Excerpt from a dataset:

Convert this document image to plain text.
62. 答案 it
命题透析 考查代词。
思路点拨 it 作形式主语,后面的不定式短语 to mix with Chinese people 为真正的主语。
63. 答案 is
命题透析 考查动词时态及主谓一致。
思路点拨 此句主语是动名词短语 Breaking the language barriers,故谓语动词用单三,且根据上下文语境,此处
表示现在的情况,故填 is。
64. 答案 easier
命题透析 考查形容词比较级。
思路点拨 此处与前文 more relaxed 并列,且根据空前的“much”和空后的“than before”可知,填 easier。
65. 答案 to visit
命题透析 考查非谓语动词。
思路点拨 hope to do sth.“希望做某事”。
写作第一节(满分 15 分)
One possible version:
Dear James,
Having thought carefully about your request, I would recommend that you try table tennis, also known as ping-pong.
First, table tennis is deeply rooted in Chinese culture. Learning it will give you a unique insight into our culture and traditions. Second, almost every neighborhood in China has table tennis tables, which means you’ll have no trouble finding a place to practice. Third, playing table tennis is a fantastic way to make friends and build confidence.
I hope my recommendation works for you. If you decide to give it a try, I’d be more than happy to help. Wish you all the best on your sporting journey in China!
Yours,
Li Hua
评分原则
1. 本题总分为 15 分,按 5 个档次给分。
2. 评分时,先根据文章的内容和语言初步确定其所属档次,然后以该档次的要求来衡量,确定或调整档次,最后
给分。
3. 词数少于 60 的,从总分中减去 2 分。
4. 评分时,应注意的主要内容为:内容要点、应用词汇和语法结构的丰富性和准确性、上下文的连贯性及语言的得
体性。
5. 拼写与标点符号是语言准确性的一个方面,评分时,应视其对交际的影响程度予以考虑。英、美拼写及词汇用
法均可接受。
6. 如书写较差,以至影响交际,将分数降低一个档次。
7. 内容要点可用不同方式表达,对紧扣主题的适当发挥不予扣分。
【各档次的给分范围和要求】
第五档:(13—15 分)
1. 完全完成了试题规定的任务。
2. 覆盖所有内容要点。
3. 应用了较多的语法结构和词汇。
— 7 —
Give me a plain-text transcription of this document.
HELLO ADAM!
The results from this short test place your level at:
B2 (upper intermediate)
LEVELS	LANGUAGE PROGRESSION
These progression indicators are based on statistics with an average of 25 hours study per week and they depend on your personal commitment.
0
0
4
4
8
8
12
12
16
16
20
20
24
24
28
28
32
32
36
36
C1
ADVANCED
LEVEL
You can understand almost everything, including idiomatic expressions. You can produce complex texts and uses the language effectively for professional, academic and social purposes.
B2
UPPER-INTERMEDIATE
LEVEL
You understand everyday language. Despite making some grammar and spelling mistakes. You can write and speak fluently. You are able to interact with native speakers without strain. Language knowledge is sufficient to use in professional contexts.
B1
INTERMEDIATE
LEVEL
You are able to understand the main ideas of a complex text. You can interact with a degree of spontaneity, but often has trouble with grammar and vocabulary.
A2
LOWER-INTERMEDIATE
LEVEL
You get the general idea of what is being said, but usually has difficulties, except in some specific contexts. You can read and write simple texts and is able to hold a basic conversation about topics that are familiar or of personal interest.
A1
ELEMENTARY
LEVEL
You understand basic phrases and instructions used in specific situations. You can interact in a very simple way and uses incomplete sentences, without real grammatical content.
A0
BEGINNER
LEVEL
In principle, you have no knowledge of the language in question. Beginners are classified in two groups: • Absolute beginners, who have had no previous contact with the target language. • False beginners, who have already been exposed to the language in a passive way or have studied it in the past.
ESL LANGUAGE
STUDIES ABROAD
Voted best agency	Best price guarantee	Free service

INSTRUCTION: From the entries above, list each line with "best" in it.

SOLUTION:
I hope my recommendation works for you. If you decide to give it a try, I’d be more than happy to help. Wish you all the best on your sporting journey in China!
Voted best agency	Best price guarantee	Free service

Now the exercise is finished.